• Exercise description
Copy out each line containing "Введите" from the entries below.

##### Provided material #####

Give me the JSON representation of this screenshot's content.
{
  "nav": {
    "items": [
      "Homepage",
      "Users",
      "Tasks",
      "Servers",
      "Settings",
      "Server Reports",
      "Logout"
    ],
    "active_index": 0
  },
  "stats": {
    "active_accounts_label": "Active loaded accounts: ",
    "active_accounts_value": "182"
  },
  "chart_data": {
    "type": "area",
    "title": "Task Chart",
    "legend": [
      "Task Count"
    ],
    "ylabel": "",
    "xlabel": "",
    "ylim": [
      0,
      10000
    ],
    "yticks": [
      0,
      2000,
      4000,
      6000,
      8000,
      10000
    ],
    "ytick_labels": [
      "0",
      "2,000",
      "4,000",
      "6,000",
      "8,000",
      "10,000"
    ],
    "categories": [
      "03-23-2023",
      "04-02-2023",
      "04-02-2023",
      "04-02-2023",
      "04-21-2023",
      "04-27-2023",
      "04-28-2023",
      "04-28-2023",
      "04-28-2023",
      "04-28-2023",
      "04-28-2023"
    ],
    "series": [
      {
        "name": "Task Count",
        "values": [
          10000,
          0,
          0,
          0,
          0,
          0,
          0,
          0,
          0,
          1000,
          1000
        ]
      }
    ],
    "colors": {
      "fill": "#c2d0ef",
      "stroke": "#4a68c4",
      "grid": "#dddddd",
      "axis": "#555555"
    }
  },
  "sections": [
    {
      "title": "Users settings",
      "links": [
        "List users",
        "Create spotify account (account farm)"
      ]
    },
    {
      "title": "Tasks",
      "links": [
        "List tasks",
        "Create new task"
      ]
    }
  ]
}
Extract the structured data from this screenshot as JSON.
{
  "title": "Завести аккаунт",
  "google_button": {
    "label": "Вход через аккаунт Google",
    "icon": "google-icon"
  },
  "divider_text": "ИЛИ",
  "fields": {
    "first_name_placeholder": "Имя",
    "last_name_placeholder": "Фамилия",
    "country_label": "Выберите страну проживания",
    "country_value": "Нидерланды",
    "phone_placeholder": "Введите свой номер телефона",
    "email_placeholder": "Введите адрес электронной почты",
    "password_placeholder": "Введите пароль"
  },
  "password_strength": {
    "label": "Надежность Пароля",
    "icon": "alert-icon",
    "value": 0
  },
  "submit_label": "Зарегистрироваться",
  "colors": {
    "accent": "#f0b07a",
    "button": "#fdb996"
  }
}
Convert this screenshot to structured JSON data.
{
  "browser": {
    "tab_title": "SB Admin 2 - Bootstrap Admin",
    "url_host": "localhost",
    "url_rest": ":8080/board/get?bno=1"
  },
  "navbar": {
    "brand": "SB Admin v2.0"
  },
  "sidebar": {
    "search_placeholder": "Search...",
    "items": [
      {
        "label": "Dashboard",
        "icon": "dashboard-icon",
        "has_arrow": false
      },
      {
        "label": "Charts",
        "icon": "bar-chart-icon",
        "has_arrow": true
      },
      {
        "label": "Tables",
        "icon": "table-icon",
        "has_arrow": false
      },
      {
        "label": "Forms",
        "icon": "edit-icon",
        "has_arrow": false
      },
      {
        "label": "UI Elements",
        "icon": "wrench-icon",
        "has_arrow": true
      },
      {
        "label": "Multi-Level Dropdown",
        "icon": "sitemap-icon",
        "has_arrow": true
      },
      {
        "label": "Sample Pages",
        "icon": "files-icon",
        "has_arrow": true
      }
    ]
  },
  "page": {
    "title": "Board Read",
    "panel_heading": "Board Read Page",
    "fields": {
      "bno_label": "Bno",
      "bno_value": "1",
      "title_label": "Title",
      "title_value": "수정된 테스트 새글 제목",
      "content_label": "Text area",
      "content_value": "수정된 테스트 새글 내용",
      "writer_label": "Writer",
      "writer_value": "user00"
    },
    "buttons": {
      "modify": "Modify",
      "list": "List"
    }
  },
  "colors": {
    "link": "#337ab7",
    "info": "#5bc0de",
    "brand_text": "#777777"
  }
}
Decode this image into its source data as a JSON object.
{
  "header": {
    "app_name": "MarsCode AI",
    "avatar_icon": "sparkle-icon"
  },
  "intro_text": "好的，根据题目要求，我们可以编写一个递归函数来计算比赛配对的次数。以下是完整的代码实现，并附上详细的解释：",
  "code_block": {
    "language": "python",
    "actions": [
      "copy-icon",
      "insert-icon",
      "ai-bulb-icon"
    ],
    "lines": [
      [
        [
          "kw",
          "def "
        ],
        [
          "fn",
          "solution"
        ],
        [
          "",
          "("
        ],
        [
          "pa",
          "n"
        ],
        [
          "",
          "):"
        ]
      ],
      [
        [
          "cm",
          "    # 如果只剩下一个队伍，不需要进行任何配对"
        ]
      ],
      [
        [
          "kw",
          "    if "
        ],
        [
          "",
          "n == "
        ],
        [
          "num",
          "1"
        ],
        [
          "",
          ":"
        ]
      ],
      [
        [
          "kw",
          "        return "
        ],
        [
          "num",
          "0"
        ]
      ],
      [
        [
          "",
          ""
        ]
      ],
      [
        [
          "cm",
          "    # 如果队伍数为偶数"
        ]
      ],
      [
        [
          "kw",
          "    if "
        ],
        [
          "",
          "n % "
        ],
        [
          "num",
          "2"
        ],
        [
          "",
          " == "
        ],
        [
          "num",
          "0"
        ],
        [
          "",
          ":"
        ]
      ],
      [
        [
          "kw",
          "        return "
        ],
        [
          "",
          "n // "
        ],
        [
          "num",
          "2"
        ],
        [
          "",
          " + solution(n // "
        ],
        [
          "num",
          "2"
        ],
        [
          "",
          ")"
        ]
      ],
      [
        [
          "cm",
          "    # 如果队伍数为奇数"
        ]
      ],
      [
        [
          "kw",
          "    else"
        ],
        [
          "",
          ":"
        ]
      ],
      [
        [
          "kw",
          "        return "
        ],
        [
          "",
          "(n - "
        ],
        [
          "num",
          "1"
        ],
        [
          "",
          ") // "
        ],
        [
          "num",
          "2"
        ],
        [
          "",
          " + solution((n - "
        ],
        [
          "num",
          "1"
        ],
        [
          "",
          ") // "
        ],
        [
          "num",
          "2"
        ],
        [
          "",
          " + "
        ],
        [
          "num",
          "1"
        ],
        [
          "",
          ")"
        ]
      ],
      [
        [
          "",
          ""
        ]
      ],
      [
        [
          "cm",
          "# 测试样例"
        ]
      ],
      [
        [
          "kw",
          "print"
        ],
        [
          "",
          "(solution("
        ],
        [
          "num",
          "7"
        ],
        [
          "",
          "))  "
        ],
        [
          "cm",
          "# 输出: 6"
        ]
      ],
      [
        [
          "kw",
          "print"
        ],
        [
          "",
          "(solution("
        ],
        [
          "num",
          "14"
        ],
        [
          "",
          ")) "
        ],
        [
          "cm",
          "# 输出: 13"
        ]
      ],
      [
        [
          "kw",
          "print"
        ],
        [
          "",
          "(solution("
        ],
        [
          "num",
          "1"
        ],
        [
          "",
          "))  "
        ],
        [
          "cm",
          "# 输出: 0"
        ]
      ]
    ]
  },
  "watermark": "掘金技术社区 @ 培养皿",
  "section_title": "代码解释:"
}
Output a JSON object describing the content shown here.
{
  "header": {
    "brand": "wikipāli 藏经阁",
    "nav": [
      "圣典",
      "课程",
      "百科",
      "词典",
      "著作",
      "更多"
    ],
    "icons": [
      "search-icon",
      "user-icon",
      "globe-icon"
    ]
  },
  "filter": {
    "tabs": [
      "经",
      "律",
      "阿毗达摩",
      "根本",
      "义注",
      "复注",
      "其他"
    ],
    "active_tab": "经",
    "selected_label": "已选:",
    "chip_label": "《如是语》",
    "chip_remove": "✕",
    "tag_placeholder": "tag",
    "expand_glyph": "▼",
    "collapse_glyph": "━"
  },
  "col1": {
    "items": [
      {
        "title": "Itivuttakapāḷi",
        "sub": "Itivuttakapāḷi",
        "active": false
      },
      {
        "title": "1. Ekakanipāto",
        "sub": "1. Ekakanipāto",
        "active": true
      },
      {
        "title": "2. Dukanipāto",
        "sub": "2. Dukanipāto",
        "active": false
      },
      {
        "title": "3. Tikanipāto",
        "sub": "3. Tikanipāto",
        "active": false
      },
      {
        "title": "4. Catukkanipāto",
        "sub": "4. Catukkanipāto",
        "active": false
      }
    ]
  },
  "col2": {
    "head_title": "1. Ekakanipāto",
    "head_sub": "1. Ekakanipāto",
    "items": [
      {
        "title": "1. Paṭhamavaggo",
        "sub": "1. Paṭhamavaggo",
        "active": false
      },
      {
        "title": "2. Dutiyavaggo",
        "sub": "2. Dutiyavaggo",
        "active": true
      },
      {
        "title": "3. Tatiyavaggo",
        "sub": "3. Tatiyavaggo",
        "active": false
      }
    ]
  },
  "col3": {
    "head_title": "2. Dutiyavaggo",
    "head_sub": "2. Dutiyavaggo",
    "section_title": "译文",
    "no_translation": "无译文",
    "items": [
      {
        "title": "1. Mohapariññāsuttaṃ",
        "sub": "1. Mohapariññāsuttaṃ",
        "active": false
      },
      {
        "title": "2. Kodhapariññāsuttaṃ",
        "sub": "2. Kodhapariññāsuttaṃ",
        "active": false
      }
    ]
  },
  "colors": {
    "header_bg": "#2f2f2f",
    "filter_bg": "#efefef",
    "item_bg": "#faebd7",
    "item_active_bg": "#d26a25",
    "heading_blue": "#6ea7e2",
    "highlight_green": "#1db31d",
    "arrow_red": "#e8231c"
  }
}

#####

• Output below
    "phone_placeholder": "Введите свой номер телефона",
    "email_placeholder": "Введите адрес электронной почты",
    "password_placeholder": "Введите пароль"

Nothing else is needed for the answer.